▶ _The input_:
################
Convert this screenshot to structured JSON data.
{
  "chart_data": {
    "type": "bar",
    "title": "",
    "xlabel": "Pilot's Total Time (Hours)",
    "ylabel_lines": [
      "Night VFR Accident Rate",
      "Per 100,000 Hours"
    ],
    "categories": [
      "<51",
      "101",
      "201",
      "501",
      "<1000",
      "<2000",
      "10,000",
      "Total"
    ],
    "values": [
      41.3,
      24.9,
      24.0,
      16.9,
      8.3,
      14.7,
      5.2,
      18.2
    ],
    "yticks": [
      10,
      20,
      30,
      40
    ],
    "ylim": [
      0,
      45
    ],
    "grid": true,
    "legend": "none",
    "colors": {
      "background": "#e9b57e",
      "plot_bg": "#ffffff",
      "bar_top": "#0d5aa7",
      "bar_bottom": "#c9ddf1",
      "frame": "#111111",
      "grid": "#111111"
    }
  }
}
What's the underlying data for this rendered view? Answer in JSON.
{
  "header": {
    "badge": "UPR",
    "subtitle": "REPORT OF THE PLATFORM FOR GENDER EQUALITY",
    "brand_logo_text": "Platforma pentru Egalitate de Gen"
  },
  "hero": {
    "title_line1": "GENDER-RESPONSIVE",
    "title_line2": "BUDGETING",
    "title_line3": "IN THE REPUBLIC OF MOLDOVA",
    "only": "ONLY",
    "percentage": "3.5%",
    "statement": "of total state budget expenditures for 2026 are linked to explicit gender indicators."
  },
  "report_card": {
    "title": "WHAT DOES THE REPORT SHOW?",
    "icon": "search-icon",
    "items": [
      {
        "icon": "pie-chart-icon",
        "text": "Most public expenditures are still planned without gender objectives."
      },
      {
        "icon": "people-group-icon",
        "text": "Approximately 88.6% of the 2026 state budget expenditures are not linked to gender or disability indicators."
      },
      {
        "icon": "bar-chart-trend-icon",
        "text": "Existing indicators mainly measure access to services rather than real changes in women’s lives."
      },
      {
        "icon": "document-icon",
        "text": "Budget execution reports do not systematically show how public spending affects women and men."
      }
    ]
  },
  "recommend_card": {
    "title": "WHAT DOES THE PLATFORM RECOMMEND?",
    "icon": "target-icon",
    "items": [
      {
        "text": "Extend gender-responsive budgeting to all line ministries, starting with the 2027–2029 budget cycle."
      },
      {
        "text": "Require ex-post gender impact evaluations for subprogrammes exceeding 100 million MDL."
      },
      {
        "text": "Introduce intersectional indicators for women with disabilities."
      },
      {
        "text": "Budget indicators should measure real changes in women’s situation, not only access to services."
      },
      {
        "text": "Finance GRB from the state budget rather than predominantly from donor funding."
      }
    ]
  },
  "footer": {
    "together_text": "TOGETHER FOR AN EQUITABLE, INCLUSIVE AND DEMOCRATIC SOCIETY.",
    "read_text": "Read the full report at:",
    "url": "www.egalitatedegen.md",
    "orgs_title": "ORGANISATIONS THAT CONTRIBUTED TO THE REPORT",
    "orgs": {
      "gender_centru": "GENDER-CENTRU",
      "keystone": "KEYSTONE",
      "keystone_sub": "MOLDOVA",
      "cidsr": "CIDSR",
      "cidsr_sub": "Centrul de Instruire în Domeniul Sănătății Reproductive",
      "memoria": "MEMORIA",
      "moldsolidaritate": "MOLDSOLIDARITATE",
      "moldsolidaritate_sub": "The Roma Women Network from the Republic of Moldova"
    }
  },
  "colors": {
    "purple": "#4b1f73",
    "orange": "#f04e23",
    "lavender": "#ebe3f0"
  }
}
################
▶ _Brief_: Report all lines of the data that include the word "measure".

▶ _Exercise answer_:
        "text": "Existing indicators mainly measure access to services rather than real changes in women’s lives."
        "text": "Budget indicators should measure real changes in women’s situation, not only access to services."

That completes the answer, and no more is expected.